Repeat the lines below word for word, starting at the line that contains "- growing-arrow-icon: [675, 671, 689, 695]" and ending at the line that contains "- cagr-bubble: [446, 222, 540, 260]".

= = =

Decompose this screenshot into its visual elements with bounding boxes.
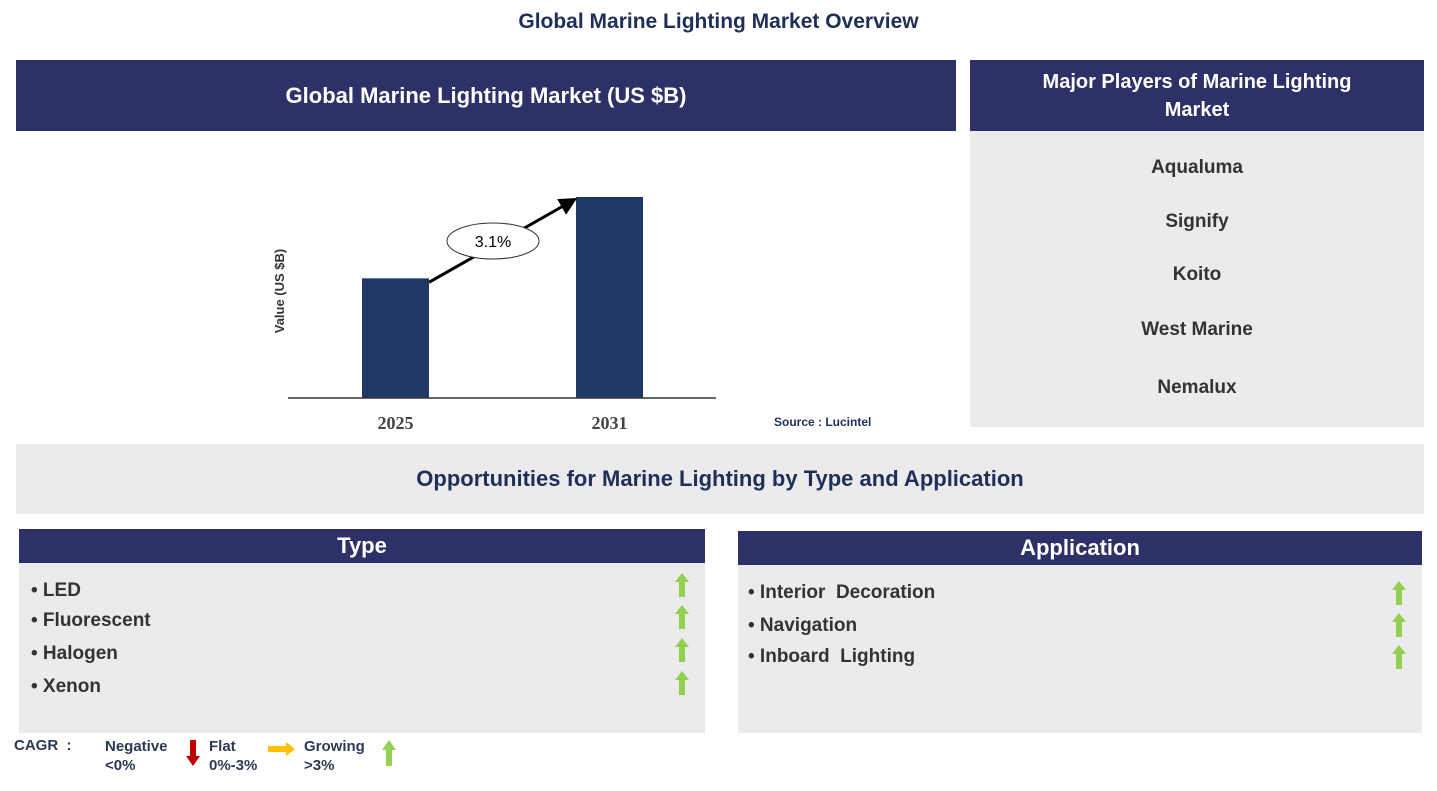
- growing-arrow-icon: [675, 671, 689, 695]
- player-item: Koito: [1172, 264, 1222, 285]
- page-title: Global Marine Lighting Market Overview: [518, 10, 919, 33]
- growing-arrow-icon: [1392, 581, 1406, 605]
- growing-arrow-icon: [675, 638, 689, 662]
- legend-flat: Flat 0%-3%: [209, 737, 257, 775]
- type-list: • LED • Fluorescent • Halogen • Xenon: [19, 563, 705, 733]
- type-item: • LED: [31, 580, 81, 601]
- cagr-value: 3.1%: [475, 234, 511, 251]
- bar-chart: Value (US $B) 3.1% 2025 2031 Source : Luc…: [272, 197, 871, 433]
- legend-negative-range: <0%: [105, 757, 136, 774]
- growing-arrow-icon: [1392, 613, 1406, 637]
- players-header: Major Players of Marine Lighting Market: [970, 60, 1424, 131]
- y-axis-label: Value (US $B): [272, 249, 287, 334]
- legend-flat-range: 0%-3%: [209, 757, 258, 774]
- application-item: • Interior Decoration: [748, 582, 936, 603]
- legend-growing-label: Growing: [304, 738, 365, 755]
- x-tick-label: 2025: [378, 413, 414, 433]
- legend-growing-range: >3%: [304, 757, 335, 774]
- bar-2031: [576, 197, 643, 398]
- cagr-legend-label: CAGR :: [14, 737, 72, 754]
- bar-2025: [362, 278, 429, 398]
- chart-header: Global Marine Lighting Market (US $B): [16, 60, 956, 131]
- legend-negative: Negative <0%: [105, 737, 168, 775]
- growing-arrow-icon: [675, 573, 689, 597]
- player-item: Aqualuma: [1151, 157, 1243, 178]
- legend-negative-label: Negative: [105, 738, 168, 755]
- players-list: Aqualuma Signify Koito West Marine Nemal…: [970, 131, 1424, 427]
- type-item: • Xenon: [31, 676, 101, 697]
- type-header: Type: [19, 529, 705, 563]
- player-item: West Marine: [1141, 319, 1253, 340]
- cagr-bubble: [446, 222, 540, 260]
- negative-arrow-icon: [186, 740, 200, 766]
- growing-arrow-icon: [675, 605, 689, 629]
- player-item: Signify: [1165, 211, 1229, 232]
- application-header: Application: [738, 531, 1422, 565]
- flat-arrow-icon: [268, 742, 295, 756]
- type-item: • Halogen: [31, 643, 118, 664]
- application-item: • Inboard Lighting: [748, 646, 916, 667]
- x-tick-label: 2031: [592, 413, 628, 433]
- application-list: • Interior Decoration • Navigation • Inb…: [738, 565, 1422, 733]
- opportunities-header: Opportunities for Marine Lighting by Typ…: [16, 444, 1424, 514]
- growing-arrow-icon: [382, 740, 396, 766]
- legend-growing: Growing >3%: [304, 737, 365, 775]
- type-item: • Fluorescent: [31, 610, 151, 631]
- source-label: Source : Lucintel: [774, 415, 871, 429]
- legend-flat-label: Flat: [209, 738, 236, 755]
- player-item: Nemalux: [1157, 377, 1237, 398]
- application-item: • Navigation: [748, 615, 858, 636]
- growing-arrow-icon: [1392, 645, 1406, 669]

= = =

**Result:**
- growing-arrow-icon: [675, 671, 689, 695]
- player-item: Koito: [1172, 264, 1222, 285]
- page-title: Global Marine Lighting Market Overview: [518, 10, 919, 33]
- growing-arrow-icon: [1392, 581, 1406, 605]
- growing-arrow-icon: [675, 638, 689, 662]
- legend-flat: Flat 0%-3%: [209, 737, 257, 775]
- type-list: • LED • Fluorescent • Halogen • Xenon: [19, 563, 705, 733]
- type-item: • LED: [31, 580, 81, 601]
- cagr-value: 3.1%: [475, 234, 511, 251]
- bar-chart: Value (US $B) 3.1% 2025 2031 Source : Luc…: [272, 197, 871, 433]
- legend-negative-range: <0%: [105, 757, 136, 774]
- growing-arrow-icon: [1392, 613, 1406, 637]
- players-header: Major Players of Marine Lighting Market: [970, 60, 1424, 131]
- y-axis-label: Value (US $B): [272, 249, 287, 334]
- legend-flat-range: 0%-3%: [209, 757, 258, 774]
- application-item: • Interior Decoration: [748, 582, 936, 603]
- legend-growing-label: Growing: [304, 738, 365, 755]
- x-tick-label: 2025: [378, 413, 414, 433]
- legend-growing-range: >3%: [304, 757, 335, 774]
- bar-2031: [576, 197, 643, 398]
- cagr-legend-label: CAGR :: [14, 737, 72, 754]
- bar-2025: [362, 278, 429, 398]
- chart-header: Global Marine Lighting Market (US $B): [16, 60, 956, 131]
- legend-negative: Negative <0%: [105, 737, 168, 775]
- growing-arrow-icon: [675, 573, 689, 597]
- player-item: Aqualuma: [1151, 157, 1243, 178]
- legend-negative-label: Negative: [105, 738, 168, 755]
- players-list: Aqualuma Signify Koito West Marine Nemal…: [970, 131, 1424, 427]
- type-item: • Xenon: [31, 676, 101, 697]
- type-header: Type: [19, 529, 705, 563]
- player-item: West Marine: [1141, 319, 1253, 340]
- cagr-bubble: [446, 222, 540, 260]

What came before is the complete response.